**What the task requires:**
Find the line that contains "Enumerate this screenshot's"; then retype it and each line after it, exactly, through the final line of the data below.

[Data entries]
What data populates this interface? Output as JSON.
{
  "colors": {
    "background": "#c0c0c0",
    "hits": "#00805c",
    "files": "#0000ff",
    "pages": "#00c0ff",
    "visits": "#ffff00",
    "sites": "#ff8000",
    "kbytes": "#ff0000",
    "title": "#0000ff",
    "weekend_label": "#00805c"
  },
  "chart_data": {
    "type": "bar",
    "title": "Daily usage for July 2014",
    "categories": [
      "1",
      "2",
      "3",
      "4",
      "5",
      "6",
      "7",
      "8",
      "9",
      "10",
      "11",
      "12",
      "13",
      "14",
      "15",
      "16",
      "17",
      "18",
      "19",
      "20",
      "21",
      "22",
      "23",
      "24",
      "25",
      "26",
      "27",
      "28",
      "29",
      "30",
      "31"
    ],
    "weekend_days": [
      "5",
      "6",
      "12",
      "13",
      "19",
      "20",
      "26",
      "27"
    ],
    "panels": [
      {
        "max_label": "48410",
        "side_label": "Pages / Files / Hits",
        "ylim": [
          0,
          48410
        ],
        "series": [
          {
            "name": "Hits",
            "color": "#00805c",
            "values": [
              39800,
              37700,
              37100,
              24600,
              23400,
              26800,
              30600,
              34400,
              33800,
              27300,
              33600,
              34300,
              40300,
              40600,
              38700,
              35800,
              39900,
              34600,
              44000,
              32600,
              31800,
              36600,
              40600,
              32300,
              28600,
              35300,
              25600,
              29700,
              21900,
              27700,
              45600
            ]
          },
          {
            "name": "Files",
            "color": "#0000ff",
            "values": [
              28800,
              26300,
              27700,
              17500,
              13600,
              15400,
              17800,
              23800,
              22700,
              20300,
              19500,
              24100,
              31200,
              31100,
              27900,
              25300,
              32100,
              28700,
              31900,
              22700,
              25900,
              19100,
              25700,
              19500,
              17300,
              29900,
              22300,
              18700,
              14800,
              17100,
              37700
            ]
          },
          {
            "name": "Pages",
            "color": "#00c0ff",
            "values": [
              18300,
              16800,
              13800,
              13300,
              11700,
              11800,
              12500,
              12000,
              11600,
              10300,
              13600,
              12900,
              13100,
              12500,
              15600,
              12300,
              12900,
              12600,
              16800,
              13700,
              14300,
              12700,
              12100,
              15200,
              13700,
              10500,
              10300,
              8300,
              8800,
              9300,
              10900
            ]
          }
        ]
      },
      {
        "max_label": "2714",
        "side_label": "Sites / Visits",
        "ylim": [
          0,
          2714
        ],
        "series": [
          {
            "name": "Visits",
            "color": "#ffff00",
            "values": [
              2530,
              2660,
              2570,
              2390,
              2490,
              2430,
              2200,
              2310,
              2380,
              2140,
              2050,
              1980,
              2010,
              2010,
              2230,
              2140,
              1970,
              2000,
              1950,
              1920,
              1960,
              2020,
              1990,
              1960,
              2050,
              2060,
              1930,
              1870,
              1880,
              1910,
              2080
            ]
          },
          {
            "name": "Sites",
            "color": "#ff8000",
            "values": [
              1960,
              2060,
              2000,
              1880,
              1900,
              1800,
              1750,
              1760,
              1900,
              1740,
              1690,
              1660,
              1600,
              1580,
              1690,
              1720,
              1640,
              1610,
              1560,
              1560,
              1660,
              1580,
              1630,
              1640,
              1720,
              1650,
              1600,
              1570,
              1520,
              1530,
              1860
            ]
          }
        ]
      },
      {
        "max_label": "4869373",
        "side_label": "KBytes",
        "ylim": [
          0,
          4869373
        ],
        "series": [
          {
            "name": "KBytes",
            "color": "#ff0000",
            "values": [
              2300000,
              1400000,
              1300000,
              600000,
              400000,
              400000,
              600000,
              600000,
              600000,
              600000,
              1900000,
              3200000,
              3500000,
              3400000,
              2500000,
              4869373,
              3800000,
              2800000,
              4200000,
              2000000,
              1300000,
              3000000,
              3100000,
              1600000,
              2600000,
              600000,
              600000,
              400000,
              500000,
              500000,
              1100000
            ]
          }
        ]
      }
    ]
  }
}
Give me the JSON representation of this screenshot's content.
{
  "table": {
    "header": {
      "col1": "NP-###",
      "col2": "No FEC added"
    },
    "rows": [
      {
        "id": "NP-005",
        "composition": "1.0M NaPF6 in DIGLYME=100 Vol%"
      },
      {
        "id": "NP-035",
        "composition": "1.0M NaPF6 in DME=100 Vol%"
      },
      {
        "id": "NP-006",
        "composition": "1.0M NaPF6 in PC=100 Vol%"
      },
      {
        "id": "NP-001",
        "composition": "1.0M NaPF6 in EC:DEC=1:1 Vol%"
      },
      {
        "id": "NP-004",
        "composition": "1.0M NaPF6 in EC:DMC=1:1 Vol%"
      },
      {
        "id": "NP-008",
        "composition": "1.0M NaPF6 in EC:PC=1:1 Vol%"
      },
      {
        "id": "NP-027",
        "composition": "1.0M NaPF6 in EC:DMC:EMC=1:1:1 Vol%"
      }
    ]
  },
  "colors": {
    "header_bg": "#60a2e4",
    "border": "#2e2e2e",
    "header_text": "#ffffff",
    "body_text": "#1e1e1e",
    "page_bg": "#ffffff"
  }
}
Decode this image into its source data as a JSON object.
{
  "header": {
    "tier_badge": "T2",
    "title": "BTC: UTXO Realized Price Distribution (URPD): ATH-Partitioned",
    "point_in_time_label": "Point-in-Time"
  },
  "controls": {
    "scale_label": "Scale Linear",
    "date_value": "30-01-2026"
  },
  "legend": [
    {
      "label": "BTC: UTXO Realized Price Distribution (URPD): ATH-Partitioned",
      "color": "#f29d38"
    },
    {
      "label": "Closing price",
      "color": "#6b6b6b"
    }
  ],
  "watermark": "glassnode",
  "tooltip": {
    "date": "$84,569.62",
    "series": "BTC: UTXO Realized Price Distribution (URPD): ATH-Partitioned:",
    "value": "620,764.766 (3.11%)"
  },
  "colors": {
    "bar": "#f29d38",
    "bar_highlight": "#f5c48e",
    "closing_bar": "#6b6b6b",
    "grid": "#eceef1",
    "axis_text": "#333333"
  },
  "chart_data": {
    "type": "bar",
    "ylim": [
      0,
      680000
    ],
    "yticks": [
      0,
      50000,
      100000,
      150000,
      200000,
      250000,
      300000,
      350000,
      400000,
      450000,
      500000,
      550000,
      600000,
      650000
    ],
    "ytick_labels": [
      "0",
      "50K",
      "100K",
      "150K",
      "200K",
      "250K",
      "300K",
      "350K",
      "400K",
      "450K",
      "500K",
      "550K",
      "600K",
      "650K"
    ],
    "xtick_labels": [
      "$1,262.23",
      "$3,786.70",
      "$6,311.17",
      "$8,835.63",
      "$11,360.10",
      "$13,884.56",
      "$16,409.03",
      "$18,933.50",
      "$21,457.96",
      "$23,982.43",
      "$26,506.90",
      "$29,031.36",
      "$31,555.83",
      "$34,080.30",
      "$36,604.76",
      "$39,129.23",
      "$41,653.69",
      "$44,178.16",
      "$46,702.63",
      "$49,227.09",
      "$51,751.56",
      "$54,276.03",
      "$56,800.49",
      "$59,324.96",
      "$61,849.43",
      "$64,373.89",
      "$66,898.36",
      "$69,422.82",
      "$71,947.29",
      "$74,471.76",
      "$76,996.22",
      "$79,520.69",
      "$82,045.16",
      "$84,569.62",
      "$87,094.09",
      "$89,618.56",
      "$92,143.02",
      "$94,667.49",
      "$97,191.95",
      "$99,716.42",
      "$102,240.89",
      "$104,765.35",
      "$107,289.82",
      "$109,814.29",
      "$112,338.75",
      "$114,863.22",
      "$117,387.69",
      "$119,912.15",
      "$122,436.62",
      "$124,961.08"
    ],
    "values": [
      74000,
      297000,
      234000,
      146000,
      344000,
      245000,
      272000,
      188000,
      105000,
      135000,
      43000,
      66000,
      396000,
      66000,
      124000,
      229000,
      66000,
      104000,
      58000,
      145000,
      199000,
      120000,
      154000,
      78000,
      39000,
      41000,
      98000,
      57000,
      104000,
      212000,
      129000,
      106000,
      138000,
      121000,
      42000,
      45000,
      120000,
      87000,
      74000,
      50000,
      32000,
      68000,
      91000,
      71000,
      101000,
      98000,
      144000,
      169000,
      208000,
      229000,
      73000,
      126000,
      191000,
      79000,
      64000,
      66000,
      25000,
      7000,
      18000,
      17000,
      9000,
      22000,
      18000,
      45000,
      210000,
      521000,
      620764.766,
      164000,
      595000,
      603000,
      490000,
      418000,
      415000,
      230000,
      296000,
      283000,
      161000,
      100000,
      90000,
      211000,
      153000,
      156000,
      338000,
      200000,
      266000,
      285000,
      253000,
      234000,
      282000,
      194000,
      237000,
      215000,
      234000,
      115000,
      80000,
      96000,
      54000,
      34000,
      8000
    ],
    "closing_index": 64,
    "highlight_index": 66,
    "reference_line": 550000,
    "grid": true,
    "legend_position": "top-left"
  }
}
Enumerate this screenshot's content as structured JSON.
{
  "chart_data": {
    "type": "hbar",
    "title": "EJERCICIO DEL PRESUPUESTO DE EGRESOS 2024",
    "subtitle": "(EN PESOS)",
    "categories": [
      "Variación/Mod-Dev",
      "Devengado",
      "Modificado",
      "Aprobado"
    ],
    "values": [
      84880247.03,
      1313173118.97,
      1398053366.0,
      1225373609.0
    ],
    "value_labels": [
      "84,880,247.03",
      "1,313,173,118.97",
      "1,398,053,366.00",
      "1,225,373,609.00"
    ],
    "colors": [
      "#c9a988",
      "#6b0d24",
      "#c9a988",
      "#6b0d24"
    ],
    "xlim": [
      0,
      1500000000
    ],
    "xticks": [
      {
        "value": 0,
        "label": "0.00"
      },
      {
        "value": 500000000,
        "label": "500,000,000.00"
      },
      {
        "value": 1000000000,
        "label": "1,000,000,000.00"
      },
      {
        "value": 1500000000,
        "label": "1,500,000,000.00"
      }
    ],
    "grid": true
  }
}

**The result:**
Enumerate this screenshot's content as structured JSON.
{
  "chart_data": {
    "type": "hbar",
    "title": "EJERCICIO DEL PRESUPUESTO DE EGRESOS 2024",
    "subtitle": "(EN PESOS)",
    "categories": [
      "Variación/Mod-Dev",
      "Devengado",
      "Modificado",
      "Aprobado"
    ],
    "values": [
      84880247.03,
      1313173118.97,
      1398053366.0,
      1225373609.0
    ],
    "value_labels": [
      "84,880,247.03",
      "1,313,173,118.97",
      "1,398,053,366.00",
      "1,225,373,609.00"
    ],
    "colors": [
      "#c9a988",
      "#6b0d24",
      "#c9a988",
      "#6b0d24"
    ],
    "xlim": [
      0,
      1500000000
    ],
    "xticks": [
      {
        "value": 0,
        "label": "0.00"
      },
      {
        "value": 500000000,
        "label": "500,000,000.00"
      },
      {
        "value": 1000000000,
        "label": "1,000,000,000.00"
      },
      {
        "value": 1500000000,
        "label": "1,500,000,000.00"
      }
    ],
    "grid": true
  }
}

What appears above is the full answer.